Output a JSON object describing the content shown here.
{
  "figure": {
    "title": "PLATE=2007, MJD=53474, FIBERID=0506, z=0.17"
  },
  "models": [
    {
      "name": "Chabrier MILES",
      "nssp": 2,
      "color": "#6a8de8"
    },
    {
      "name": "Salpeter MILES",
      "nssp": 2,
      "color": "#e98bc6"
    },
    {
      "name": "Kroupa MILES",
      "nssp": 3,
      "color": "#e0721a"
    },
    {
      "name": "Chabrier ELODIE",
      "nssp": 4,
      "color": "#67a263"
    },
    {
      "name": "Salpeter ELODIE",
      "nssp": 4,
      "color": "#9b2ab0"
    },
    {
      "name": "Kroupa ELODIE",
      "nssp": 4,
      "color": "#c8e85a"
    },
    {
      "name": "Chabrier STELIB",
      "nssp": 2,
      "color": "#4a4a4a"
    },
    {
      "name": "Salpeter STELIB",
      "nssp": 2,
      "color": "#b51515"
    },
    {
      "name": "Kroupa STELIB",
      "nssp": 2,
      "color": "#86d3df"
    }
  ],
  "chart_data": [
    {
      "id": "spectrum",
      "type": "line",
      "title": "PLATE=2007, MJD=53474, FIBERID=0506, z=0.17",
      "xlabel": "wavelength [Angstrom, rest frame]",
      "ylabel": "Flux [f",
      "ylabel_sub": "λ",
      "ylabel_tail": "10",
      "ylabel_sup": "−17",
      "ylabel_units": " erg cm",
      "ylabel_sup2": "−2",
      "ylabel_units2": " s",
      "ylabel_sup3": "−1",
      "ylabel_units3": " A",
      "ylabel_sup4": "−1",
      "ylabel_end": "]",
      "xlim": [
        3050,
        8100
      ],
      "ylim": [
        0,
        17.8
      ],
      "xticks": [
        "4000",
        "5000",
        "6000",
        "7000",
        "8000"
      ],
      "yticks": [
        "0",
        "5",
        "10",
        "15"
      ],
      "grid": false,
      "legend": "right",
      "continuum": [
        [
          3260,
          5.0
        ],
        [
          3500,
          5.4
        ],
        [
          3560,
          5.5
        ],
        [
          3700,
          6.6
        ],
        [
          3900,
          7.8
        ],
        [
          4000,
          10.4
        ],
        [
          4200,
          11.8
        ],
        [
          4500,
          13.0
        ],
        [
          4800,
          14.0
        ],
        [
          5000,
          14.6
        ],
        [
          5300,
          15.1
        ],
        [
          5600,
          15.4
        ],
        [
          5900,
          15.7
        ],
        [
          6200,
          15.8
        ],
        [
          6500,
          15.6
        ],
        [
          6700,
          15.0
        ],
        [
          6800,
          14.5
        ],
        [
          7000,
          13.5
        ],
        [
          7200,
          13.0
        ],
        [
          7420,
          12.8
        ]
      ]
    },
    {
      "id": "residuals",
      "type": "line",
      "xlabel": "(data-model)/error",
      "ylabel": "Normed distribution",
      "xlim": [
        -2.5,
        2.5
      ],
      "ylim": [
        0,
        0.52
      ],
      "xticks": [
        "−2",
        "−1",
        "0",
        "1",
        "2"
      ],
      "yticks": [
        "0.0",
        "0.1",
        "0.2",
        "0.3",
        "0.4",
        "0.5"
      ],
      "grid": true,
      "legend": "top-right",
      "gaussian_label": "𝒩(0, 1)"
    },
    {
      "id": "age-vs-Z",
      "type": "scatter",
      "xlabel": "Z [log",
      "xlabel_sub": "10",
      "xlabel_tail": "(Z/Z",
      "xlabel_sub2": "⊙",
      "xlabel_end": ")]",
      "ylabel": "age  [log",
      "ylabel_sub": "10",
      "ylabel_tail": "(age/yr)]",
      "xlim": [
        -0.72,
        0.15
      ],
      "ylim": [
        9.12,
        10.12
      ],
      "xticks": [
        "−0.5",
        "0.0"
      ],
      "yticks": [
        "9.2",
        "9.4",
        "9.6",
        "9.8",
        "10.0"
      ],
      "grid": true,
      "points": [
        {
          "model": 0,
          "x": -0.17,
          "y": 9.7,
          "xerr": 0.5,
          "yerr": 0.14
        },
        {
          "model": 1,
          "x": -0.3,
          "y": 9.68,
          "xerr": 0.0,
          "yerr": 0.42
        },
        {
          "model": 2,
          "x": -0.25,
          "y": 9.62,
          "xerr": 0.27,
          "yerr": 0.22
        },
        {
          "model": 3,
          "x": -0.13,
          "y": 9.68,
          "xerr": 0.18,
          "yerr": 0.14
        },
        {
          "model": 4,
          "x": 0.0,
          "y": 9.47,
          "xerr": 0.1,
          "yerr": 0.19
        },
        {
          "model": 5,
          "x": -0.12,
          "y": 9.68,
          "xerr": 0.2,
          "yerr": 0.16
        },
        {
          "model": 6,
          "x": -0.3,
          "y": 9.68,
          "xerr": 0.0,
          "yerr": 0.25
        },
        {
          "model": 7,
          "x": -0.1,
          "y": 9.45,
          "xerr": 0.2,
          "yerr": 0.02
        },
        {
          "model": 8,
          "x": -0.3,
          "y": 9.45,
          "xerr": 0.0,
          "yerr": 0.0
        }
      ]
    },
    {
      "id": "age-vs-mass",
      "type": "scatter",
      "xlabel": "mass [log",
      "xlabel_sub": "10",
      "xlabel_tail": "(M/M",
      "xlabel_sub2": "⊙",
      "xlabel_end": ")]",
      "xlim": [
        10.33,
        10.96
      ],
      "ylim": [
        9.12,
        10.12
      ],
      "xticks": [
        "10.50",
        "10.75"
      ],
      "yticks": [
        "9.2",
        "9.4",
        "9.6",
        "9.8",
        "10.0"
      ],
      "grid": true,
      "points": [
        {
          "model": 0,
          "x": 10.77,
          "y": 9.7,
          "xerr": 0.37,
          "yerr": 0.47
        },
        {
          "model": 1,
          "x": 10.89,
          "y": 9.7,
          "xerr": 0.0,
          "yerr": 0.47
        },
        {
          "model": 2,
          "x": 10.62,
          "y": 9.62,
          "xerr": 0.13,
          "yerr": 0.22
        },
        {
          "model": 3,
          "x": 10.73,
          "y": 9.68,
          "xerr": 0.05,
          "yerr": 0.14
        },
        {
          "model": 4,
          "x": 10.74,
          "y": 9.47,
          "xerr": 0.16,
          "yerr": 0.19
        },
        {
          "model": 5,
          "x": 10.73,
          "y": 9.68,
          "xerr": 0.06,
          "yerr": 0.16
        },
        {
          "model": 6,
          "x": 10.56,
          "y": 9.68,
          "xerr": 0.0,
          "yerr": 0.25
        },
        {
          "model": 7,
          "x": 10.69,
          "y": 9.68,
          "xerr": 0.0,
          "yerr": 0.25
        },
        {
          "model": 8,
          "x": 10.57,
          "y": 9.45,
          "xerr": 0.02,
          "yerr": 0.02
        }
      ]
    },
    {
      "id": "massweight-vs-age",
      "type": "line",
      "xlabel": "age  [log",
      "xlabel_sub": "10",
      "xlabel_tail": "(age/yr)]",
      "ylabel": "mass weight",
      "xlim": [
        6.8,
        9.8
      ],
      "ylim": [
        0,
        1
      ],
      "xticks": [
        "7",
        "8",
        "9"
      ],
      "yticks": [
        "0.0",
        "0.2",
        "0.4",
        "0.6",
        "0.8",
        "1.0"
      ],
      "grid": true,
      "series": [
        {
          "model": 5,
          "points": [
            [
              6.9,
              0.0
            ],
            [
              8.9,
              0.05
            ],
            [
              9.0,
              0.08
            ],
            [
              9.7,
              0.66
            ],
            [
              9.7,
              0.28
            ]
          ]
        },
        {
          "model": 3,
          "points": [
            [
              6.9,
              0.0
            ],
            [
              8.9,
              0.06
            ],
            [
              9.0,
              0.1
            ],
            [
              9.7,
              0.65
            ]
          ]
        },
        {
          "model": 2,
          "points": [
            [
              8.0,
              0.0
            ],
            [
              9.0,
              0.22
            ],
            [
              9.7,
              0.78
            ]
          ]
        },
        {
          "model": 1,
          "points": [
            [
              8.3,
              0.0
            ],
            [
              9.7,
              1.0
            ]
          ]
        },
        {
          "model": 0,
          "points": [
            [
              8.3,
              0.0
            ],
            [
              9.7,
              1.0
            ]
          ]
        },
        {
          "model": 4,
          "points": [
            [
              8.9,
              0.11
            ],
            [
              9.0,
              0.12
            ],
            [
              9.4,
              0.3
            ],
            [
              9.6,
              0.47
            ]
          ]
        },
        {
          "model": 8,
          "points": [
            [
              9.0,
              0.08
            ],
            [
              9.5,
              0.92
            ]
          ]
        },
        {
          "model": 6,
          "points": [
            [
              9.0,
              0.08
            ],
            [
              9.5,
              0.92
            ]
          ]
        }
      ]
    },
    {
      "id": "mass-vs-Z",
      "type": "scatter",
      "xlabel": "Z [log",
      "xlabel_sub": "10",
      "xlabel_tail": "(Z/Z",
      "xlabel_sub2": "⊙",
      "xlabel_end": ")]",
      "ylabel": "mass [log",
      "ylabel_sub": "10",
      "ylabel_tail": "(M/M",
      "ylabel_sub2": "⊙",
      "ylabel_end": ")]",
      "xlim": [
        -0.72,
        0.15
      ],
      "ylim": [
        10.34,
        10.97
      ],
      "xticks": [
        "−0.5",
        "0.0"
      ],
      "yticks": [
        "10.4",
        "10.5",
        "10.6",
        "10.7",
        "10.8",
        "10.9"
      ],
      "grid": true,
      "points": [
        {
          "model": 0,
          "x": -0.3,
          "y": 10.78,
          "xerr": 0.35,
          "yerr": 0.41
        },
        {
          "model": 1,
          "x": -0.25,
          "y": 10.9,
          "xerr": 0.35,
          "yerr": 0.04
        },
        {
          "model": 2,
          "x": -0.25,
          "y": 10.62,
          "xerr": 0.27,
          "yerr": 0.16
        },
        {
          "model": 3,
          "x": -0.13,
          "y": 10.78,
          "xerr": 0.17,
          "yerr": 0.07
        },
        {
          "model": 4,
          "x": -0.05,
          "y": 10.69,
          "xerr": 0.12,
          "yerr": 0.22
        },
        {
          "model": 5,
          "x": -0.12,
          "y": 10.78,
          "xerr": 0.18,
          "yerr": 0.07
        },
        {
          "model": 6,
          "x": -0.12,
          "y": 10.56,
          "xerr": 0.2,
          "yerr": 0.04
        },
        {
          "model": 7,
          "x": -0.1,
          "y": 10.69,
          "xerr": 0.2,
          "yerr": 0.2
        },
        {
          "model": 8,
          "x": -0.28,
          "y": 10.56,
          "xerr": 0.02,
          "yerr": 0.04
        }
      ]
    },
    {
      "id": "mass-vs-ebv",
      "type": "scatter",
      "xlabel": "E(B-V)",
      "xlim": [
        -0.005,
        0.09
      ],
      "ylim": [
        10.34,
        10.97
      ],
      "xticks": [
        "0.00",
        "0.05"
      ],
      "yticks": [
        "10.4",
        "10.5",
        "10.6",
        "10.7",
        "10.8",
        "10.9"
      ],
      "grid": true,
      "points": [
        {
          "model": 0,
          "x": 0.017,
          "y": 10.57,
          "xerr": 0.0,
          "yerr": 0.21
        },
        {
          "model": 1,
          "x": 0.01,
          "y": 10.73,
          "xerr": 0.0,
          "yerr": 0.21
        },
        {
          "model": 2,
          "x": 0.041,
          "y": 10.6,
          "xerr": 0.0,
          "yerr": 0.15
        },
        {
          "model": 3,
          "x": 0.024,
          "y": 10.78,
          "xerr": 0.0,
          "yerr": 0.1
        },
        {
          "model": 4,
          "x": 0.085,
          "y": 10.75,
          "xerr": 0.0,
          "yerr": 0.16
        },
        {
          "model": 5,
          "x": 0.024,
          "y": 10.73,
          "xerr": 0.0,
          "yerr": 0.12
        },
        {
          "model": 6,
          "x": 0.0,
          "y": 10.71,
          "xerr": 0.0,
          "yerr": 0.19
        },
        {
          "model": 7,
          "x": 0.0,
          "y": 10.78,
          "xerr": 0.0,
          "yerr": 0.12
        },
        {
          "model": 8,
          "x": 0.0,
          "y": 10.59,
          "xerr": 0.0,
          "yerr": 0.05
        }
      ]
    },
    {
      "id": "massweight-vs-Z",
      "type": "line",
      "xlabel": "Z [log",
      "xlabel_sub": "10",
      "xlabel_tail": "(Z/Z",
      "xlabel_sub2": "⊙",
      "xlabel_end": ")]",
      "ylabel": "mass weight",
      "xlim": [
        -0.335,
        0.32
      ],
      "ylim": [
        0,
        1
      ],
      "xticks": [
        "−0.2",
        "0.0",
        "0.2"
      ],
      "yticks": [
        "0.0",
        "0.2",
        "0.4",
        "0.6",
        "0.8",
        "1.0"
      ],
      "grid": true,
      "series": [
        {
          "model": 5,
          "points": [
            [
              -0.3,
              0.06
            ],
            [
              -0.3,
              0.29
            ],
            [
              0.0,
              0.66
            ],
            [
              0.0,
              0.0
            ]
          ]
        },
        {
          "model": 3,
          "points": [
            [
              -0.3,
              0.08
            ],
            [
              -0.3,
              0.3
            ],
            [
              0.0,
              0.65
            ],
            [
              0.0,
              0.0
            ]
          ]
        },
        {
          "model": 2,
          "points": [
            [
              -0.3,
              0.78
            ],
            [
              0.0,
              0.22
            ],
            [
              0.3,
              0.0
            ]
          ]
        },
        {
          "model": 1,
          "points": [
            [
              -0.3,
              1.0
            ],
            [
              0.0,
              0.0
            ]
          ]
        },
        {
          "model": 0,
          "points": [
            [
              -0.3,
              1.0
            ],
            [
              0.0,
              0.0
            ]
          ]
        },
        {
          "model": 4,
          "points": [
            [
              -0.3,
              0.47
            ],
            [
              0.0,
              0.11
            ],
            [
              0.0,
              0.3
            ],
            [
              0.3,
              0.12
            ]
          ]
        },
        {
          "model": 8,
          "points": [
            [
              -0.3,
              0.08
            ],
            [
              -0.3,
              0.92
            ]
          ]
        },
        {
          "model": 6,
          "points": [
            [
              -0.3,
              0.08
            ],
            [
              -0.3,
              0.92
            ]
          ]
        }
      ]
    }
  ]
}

EXERCISE GOAL: Reproduce each line of the entries in which the word "MILES" is found.

TASK RESPONSE:
      "name": "Chabrier MILES",
      "name": "Salpeter MILES",
      "name": "Kroupa MILES",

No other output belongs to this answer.